** ACTIVITY **
Your answer must be the records below, given again exactly, with no pictures in it.

** INPUT DATA **
________________

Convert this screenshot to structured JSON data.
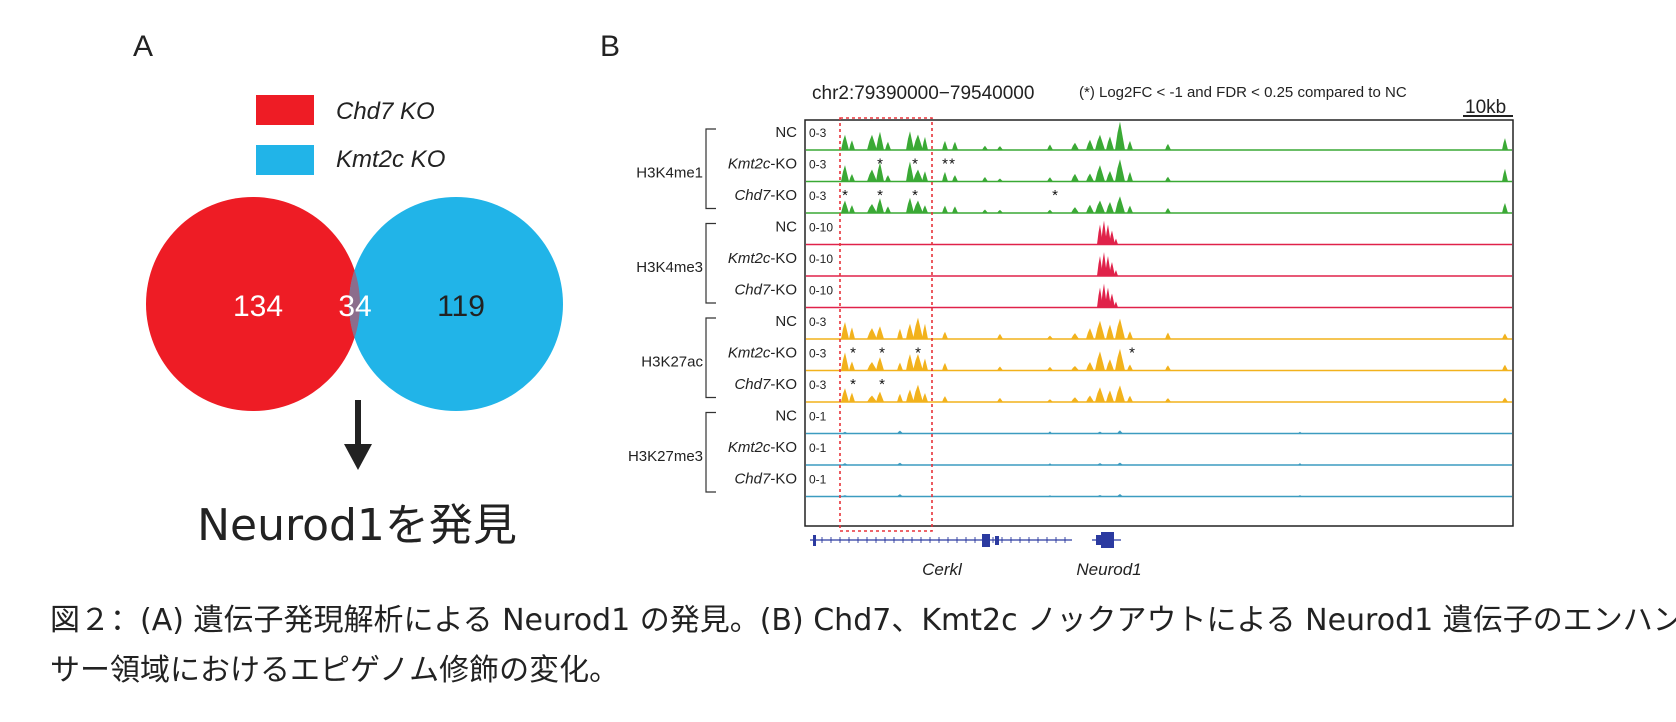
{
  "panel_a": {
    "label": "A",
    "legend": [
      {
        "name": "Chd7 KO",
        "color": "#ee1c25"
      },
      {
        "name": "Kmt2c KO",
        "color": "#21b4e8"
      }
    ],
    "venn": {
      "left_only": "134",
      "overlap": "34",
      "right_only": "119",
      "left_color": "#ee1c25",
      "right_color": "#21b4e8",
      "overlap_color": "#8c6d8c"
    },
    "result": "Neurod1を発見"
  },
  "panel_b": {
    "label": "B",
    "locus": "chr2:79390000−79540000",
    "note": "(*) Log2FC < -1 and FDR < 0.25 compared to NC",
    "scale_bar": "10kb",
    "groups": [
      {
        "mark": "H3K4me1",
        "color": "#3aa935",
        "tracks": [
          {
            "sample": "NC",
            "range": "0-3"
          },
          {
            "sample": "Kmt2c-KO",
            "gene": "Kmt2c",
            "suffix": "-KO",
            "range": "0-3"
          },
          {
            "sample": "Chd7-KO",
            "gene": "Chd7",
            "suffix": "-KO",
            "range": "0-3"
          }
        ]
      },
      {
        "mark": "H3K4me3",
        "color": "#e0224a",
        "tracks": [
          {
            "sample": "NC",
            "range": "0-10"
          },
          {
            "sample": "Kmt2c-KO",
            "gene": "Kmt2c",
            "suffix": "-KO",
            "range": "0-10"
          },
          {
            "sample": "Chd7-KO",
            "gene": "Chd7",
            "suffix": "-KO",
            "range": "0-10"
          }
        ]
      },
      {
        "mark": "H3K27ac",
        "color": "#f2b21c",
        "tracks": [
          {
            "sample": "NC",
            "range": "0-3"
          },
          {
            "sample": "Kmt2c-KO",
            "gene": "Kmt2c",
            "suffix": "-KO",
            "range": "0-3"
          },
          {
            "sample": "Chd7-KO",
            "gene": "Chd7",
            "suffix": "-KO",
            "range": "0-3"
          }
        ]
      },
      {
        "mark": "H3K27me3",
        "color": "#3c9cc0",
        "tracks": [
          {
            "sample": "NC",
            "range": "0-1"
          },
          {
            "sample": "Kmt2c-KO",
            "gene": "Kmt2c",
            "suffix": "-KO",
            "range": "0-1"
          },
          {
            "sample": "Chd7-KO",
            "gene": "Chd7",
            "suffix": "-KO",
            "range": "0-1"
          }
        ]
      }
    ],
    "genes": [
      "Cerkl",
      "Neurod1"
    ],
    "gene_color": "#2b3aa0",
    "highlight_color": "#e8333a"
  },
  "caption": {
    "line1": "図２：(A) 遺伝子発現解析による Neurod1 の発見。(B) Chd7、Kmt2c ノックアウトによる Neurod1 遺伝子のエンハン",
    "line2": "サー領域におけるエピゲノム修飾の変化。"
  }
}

________________

** RESULT OF THE TASK **
Convert this screenshot to structured JSON data.
{
  "panel_a": {
    "label": "A",
    "legend": [
      {
        "name": "Chd7 KO",
        "color": "#ee1c25"
      },
      {
        "name": "Kmt2c KO",
        "color": "#21b4e8"
      }
    ],
    "venn": {
      "left_only": "134",
      "overlap": "34",
      "right_only": "119",
      "left_color": "#ee1c25",
      "right_color": "#21b4e8",
      "overlap_color": "#8c6d8c"
    },
    "result": "Neurod1を発見"
  },
  "panel_b": {
    "label": "B",
    "locus": "chr2:79390000−79540000",
    "note": "(*) Log2FC < -1 and FDR < 0.25 compared to NC",
    "scale_bar": "10kb",
    "groups": [
      {
        "mark": "H3K4me1",
        "color": "#3aa935",
        "tracks": [
          {
            "sample": "NC",
            "range": "0-3"
          },
          {
            "sample": "Kmt2c-KO",
            "gene": "Kmt2c",
            "suffix": "-KO",
            "range": "0-3"
          },
          {
            "sample": "Chd7-KO",
            "gene": "Chd7",
            "suffix": "-KO",
            "range": "0-3"
          }
        ]
      },
      {
        "mark": "H3K4me3",
        "color": "#e0224a",
        "tracks": [
          {
            "sample": "NC",
            "range": "0-10"
          },
          {
            "sample": "Kmt2c-KO",
            "gene": "Kmt2c",
            "suffix": "-KO",
            "range": "0-10"
          },
          {
            "sample": "Chd7-KO",
            "gene": "Chd7",
            "suffix": "-KO",
            "range": "0-10"
          }
        ]
      },
      {
        "mark": "H3K27ac",
        "color": "#f2b21c",
        "tracks": [
          {
            "sample": "NC",
            "range": "0-3"
          },
          {
            "sample": "Kmt2c-KO",
            "gene": "Kmt2c",
            "suffix": "-KO",
            "range": "0-3"
          },
          {
            "sample": "Chd7-KO",
            "gene": "Chd7",
            "suffix": "-KO",
            "range": "0-3"
          }
        ]
      },
      {
        "mark": "H3K27me3",
        "color": "#3c9cc0",
        "tracks": [
          {
            "sample": "NC",
            "range": "0-1"
          },
          {
            "sample": "Kmt2c-KO",
            "gene": "Kmt2c",
            "suffix": "-KO",
            "range": "0-1"
          },
          {
            "sample": "Chd7-KO",
            "gene": "Chd7",
            "suffix": "-KO",
            "range": "0-1"
          }
        ]
      }
    ],
    "genes": [
      "Cerkl",
      "Neurod1"
    ],
    "gene_color": "#2b3aa0",
    "highlight_color": "#e8333a"
  },
  "caption": {
    "line1": "図２：(A) 遺伝子発現解析による Neurod1 の発見。(B) Chd7、Kmt2c ノックアウトによる Neurod1 遺伝子のエンハン",
    "line2": "サー領域におけるエピゲノム修飾の変化。"
  }
}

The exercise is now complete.